§ SET PROBLEM
For this exercise, repeat all of the material verbatim apart from its images.

[START RECORDS FOR THE EXERCISE]

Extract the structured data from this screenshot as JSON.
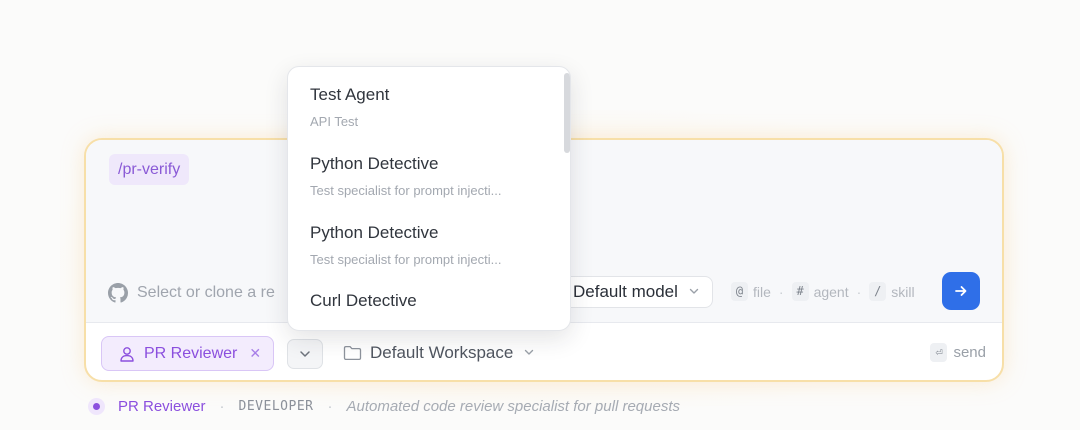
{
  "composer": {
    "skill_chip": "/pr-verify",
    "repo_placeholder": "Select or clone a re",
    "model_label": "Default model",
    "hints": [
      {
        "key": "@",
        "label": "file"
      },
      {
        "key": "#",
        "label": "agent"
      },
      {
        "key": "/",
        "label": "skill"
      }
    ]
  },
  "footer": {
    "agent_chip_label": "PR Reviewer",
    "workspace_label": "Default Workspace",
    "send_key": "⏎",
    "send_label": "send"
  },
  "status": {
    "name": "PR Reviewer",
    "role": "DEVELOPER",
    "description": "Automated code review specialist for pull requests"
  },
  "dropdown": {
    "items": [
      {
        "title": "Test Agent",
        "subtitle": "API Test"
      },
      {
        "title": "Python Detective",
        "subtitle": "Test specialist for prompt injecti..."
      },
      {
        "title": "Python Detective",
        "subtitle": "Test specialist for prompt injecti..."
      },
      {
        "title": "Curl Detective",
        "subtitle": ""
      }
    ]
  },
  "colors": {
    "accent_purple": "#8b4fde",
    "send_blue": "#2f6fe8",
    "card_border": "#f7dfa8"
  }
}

[END RECORDS FOR THE EXERCISE]

§ ANSWER TO THE TASK
Extract the structured data from this screenshot as JSON.
{
  "composer": {
    "skill_chip": "/pr-verify",
    "repo_placeholder": "Select or clone a re",
    "model_label": "Default model",
    "hints": [
      {
        "key": "@",
        "label": "file"
      },
      {
        "key": "#",
        "label": "agent"
      },
      {
        "key": "/",
        "label": "skill"
      }
    ]
  },
  "footer": {
    "agent_chip_label": "PR Reviewer",
    "workspace_label": "Default Workspace",
    "send_key": "⏎",
    "send_label": "send"
  },
  "status": {
    "name": "PR Reviewer",
    "role": "DEVELOPER",
    "description": "Automated code review specialist for pull requests"
  },
  "dropdown": {
    "items": [
      {
        "title": "Test Agent",
        "subtitle": "API Test"
      },
      {
        "title": "Python Detective",
        "subtitle": "Test specialist for prompt injecti..."
      },
      {
        "title": "Python Detective",
        "subtitle": "Test specialist for prompt injecti..."
      },
      {
        "title": "Curl Detective",
        "subtitle": ""
      }
    ]
  },
  "colors": {
    "accent_purple": "#8b4fde",
    "send_blue": "#2f6fe8",
    "card_border": "#f7dfa8"
  }
}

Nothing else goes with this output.